Take each line that has the word "Jugendpflege" and return it.

Dataset records:
┄┄┄┄┄┄┄┄┄┄┄┄┄┄┄┄┄┄┄┄

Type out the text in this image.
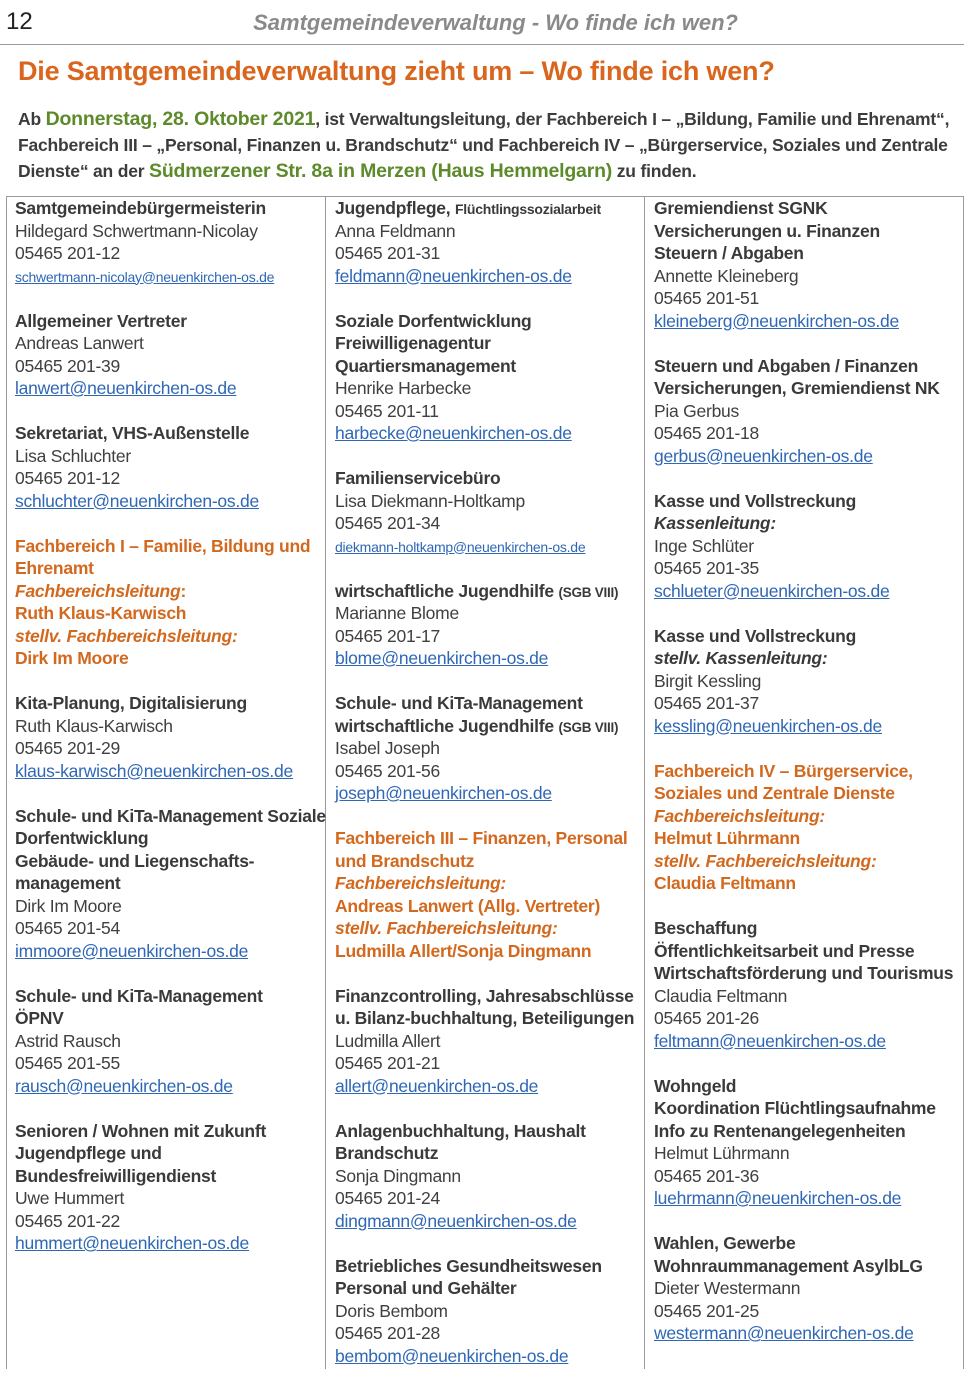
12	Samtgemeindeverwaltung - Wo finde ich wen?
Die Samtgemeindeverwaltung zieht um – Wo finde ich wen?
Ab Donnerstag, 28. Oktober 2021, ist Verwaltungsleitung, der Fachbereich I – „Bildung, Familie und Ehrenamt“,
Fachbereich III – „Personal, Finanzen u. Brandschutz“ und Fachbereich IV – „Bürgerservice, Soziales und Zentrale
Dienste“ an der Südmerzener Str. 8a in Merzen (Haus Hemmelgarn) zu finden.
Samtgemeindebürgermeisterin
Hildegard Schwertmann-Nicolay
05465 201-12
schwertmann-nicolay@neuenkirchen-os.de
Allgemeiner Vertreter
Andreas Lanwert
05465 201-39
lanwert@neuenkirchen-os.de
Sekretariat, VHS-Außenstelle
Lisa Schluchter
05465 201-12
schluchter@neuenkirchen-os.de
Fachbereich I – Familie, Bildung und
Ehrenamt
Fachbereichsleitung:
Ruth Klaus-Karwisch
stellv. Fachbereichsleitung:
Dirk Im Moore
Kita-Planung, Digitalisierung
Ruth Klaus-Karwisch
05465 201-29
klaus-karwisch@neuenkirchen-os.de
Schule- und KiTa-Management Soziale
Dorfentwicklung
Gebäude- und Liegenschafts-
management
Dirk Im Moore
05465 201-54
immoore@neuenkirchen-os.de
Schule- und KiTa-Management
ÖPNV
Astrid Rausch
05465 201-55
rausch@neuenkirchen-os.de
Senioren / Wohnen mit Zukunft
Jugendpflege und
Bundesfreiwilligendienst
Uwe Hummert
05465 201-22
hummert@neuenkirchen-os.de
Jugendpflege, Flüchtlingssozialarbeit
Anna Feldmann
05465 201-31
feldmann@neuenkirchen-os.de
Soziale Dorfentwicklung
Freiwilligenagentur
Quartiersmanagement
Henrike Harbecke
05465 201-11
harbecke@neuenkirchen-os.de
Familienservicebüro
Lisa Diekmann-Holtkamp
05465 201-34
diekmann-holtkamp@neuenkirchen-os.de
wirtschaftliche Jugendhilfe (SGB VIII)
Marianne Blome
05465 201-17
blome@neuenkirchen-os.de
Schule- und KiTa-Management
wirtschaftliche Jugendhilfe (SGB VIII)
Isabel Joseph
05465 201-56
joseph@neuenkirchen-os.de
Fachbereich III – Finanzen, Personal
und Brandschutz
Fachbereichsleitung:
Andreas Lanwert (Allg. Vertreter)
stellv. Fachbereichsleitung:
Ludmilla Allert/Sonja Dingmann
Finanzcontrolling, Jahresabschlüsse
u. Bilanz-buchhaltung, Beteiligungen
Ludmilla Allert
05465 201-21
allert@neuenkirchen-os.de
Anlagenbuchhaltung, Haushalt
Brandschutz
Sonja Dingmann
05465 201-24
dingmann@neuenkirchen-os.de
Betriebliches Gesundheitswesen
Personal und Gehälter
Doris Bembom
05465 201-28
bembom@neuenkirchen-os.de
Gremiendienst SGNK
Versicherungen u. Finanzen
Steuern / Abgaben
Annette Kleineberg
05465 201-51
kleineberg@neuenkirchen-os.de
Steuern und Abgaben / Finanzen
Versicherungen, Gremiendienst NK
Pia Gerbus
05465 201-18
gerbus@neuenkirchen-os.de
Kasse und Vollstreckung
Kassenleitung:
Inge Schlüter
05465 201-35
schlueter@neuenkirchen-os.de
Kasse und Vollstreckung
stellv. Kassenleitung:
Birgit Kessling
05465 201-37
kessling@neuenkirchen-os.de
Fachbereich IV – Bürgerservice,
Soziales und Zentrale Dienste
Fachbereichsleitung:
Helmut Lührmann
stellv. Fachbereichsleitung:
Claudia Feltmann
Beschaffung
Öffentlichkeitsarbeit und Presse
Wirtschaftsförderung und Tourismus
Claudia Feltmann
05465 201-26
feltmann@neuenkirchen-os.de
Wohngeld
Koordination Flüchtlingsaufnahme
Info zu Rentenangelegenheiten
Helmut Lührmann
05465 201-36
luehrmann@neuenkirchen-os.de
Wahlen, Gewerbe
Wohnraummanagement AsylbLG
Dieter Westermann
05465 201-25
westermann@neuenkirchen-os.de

┄┄┄┄┄┄┄┄┄┄┄┄┄┄┄┄┄┄┄┄

The response:
Jugendpflege und
Jugendpflege, Flüchtlingssozialarbeit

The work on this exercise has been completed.